## start

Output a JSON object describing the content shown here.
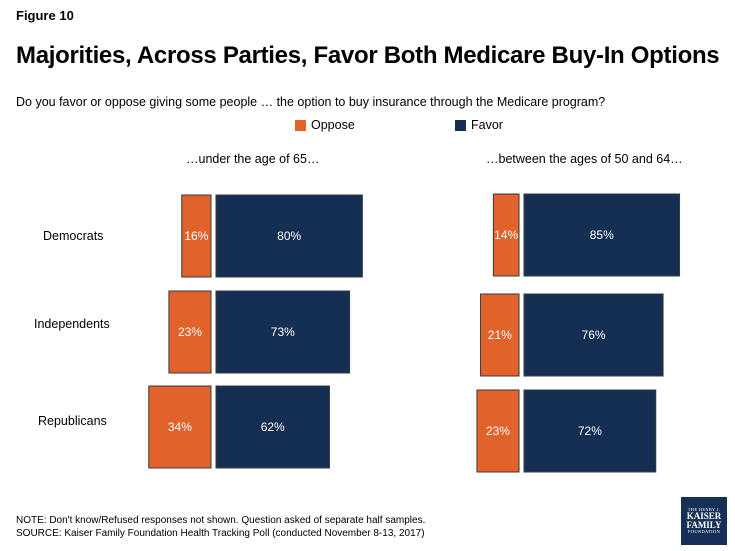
{
  "figure_label": "Figure 10",
  "title": "Majorities, Across Parties, Favor Both Medicare Buy-In Options",
  "question": "Do you favor or oppose giving some people … the option to buy insurance through the Medicare program?",
  "colors": {
    "oppose": "#E2622C",
    "favor": "#152E54"
  },
  "notes": {
    "note": "NOTE: Don't know/Refused responses not shown. Question asked of separate half samples.",
    "source": "SOURCE: Kaiser Family Foundation Health Tracking Poll (conducted November 8-13, 2017)"
  },
  "logo": {
    "line1": "THE HENRY J.",
    "line2": "KAISER",
    "line3": "FAMILY",
    "line4": "FOUNDATION"
  },
  "chart_data": {
    "type": "bar",
    "orientation": "diverging-horizontal",
    "legend": [
      "Oppose",
      "Favor"
    ],
    "categories": [
      "Democrats",
      "Independents",
      "Republicans"
    ],
    "panels": [
      {
        "title": "…under the age of 65…",
        "series": [
          {
            "name": "Oppose",
            "values": [
              16,
              23,
              34
            ]
          },
          {
            "name": "Favor",
            "values": [
              80,
              73,
              62
            ]
          }
        ]
      },
      {
        "title": "…between the ages of 50 and 64…",
        "series": [
          {
            "name": "Oppose",
            "values": [
              14,
              21,
              23
            ]
          },
          {
            "name": "Favor",
            "values": [
              85,
              76,
              72
            ]
          }
        ]
      }
    ],
    "value_suffix": "%"
  }
}
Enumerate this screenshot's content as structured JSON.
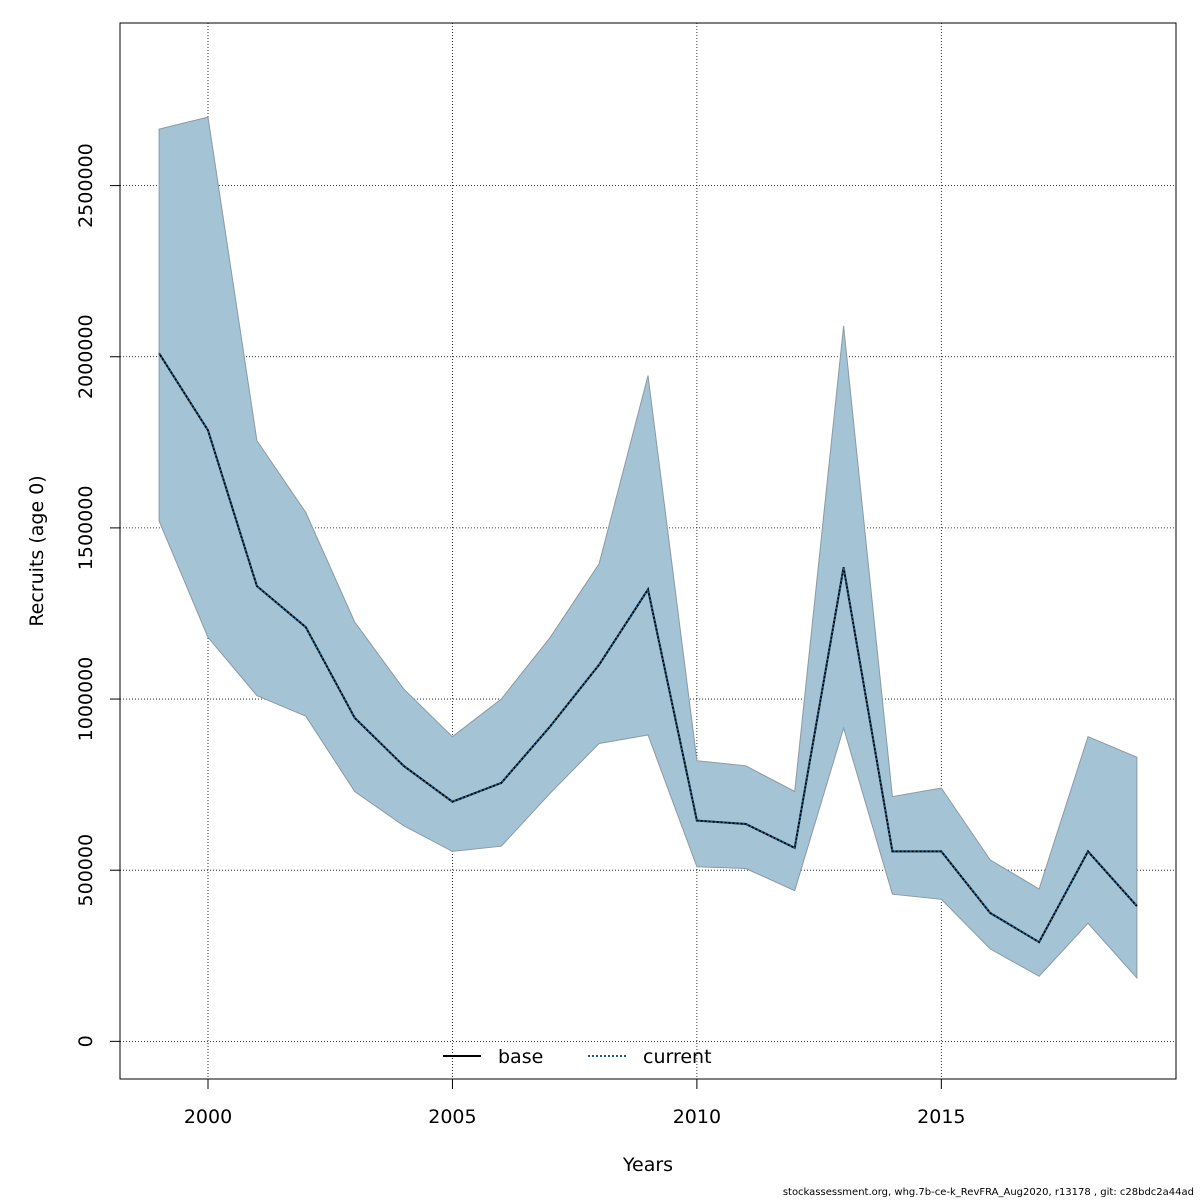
{
  "chart_data": {
    "type": "area",
    "xlabel": "Years",
    "ylabel": "Recruits (age 0)",
    "xlim": [
      1998.2,
      2019.8
    ],
    "ylim": [
      -110000,
      2975000
    ],
    "x_ticks": [
      2000,
      2005,
      2010,
      2015
    ],
    "y_ticks": [
      0,
      500000,
      1000000,
      1500000,
      2000000,
      2500000
    ],
    "x_tick_labels": [
      "2000",
      "2005",
      "2010",
      "2015"
    ],
    "y_tick_labels": [
      "0",
      "500000",
      "1000000",
      "1500000",
      "2000000",
      "2500000"
    ],
    "grid": true,
    "x": [
      1999,
      2000,
      2001,
      2002,
      2003,
      2004,
      2005,
      2006,
      2007,
      2008,
      2009,
      2010,
      2011,
      2012,
      2013,
      2014,
      2015,
      2016,
      2017,
      2018,
      2019
    ],
    "band": {
      "upper": [
        2665000,
        2700000,
        1755000,
        1545000,
        1225000,
        1030000,
        890000,
        1000000,
        1180000,
        1395000,
        1945000,
        820000,
        805000,
        730000,
        2090000,
        715000,
        740000,
        530000,
        445000,
        890000,
        830000
      ],
      "lower": [
        1520000,
        1180000,
        1010000,
        950000,
        730000,
        630000,
        555000,
        570000,
        725000,
        870000,
        895000,
        510000,
        505000,
        440000,
        915000,
        430000,
        415000,
        270000,
        190000,
        345000,
        185000
      ],
      "color": "#a4c3d4"
    },
    "series": [
      {
        "name": "base",
        "values": [
          2010000,
          1785000,
          1330000,
          1210000,
          945000,
          805000,
          700000,
          755000,
          920000,
          1100000,
          1320000,
          645000,
          635000,
          565000,
          1385000,
          555000,
          555000,
          375000,
          290000,
          555000,
          395000
        ],
        "color": "#000000",
        "dash": "solid"
      },
      {
        "name": "current",
        "values": [
          2010000,
          1785000,
          1330000,
          1210000,
          945000,
          805000,
          700000,
          755000,
          920000,
          1100000,
          1320000,
          645000,
          635000,
          565000,
          1385000,
          555000,
          555000,
          375000,
          290000,
          555000,
          395000
        ],
        "color": "#1a5f8a",
        "dash": "dotted"
      }
    ],
    "legend": {
      "placement": "bottom-center",
      "items": [
        "base",
        "current"
      ]
    }
  },
  "footer_text": "stockassessment.org, whg.7b-ce-k_RevFRA_Aug2020, r13178 , git: c28bdc2a44ad"
}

## end

▶ _PROBLEM TO WORK ON_
Copy out every line of the data that includes the word "shown".

▶ _EXPECTED ANSWER_
Output a JSON object describing the content shown here.
    "note": "NOTE: Don't know/Refused responses not shown. Question asked of separate half samples.",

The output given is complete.